[Source records]
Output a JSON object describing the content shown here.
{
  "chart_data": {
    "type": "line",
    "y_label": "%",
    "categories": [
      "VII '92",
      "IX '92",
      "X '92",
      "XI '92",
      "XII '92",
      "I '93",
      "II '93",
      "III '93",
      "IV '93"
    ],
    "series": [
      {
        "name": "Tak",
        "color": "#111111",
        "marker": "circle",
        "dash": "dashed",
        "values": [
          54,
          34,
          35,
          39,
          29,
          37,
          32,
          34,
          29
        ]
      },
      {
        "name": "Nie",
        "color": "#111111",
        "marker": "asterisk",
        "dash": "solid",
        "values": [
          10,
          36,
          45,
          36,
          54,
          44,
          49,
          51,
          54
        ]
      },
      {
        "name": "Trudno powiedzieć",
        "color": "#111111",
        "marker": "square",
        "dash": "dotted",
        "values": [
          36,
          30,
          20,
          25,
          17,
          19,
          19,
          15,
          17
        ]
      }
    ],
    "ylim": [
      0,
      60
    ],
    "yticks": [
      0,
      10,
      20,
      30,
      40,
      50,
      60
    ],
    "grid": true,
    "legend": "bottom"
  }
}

PROBLEM DETAILS: Give back all the data exactly as written.

SOLUTION FOR THIS TASK:
Output a JSON object describing the content shown here.
{
  "chart_data": {
    "type": "line",
    "y_label": "%",
    "categories": [
      "VII '92",
      "IX '92",
      "X '92",
      "XI '92",
      "XII '92",
      "I '93",
      "II '93",
      "III '93",
      "IV '93"
    ],
    "series": [
      {
        "name": "Tak",
        "color": "#111111",
        "marker": "circle",
        "dash": "dashed",
        "values": [
          54,
          34,
          35,
          39,
          29,
          37,
          32,
          34,
          29
        ]
      },
      {
        "name": "Nie",
        "color": "#111111",
        "marker": "asterisk",
        "dash": "solid",
        "values": [
          10,
          36,
          45,
          36,
          54,
          44,
          49,
          51,
          54
        ]
      },
      {
        "name": "Trudno powiedzieć",
        "color": "#111111",
        "marker": "square",
        "dash": "dotted",
        "values": [
          36,
          30,
          20,
          25,
          17,
          19,
          19,
          15,
          17
        ]
      }
    ],
    "ylim": [
      0,
      60
    ],
    "yticks": [
      0,
      10,
      20,
      30,
      40,
      50,
      60
    ],
    "grid": true,
    "legend": "bottom"
  }
}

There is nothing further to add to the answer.